Article
California’s Mediterranean climate results in highly variable precipitation patterns, both spatially and temporally. The state experiences distinct wet winters and dry summers, with most precipitation occurring between November and March. During these months, storms from the Pacific Ocean bring rain and snow, often carried by atmospheric rivers-long, moisture-laden air currents that can result in intense rainfall and snowfall.
The state's diverse geography—coastal plains, mountain ranges, deserts, and valleys—also plays a key role in determining how much precipitation different regions receive. Coastal areas generally experience more rainfall than inland areas, while mountain ranges, such as the Sierra Nevada, receive enhanced orographic precipitation due to the lifting of moist air over elevated terrain. Figure 18.2.1 illustrates the spatial distribution of average annual precipitation across California from 1900 to 1960.

Task A
Shorten the paragraph of the California precipitation text that begins "The state's diverse geography" into a bulleted list that keeps its main facts.

Information supplied
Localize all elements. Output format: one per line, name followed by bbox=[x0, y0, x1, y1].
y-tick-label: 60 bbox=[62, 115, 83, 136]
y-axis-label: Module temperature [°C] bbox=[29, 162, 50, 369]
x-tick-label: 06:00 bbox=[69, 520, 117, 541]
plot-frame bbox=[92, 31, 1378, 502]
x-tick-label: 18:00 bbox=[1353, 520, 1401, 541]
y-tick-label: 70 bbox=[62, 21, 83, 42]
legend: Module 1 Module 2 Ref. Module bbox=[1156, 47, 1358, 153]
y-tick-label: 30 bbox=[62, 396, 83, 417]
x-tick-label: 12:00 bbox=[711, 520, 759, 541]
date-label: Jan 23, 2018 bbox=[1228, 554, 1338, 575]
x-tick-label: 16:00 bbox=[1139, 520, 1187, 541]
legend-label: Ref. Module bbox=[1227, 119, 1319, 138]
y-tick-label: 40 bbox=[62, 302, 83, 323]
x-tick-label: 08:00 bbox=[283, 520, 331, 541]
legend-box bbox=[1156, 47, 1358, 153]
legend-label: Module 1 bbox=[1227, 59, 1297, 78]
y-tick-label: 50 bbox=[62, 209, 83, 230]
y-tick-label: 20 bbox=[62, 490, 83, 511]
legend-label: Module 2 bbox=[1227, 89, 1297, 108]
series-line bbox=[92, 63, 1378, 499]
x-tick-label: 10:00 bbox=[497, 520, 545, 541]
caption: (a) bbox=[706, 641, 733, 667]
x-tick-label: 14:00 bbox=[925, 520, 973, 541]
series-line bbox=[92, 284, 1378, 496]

Task B
Please print the stretch of the entries from the start through the line containing "legend: Module 1", with both ends included.

Complete response A
- California's varied geography (coastal plains, mountain ranges, deserts and valleys) is a key factor in how much precipitation each region receives.
- Coastal areas usually get more rain than inland areas.
- Mountain ranges such as the Sierra Nevada get extra orographic precipitation because moist air is lifted over high terrain.
- Figure 18.2.1 shows the spatial distribution of average annual precipitation across California from 1900 to 1960.

Complete response B
Localize all elements. Output format: one per line, name followed by bbox=[x0, y0, x1, y1].
y-tick-label: 60 bbox=[62, 115, 83, 136]
y-axis-label: Module temperature [°C] bbox=[29, 162, 50, 369]
x-tick-label: 06:00 bbox=[69, 520, 117, 541]
plot-frame bbox=[92, 31, 1378, 502]
x-tick-label: 18:00 bbox=[1353, 520, 1401, 541]
y-tick-label: 70 bbox=[62, 21, 83, 42]
legend: Module 1 Module 2 Ref. Module bbox=[1156, 47, 1358, 153]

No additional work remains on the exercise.